/---

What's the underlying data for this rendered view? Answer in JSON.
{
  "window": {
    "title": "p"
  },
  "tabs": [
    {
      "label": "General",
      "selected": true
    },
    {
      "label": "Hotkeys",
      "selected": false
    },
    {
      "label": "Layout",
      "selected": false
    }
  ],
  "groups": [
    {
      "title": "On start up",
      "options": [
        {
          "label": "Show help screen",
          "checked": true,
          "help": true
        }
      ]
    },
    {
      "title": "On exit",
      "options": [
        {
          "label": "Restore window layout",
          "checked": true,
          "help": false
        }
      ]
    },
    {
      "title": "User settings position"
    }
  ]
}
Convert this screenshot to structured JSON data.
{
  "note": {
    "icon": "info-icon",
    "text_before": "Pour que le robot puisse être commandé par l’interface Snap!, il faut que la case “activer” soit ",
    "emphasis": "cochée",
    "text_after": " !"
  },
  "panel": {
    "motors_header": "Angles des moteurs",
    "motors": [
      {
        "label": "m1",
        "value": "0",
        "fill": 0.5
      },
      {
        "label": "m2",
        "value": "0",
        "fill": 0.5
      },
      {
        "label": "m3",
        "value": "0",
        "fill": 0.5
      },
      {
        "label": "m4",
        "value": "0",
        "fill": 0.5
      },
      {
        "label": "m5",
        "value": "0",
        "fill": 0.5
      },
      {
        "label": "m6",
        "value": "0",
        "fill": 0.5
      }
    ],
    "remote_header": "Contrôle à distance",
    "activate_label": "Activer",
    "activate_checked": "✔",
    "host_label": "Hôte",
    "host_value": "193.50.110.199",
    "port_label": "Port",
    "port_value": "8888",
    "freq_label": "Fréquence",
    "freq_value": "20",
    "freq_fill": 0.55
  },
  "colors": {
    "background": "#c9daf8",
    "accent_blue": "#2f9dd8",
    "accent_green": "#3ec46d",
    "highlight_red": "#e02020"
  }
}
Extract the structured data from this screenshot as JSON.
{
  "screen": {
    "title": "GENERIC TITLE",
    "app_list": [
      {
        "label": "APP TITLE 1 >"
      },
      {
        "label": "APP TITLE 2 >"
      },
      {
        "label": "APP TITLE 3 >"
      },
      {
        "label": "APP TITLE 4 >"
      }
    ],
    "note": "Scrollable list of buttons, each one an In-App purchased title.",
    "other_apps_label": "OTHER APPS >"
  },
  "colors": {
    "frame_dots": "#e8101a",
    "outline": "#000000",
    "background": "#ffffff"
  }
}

\---

▶ [Short exercise]: Copy in full each line that holds the word "data".

▶ [Completed task]:
What's the underlying data for this rendered view? Answer in JSON.
Convert this screenshot to structured JSON data.
Extract the structured data from this screenshot as JSON.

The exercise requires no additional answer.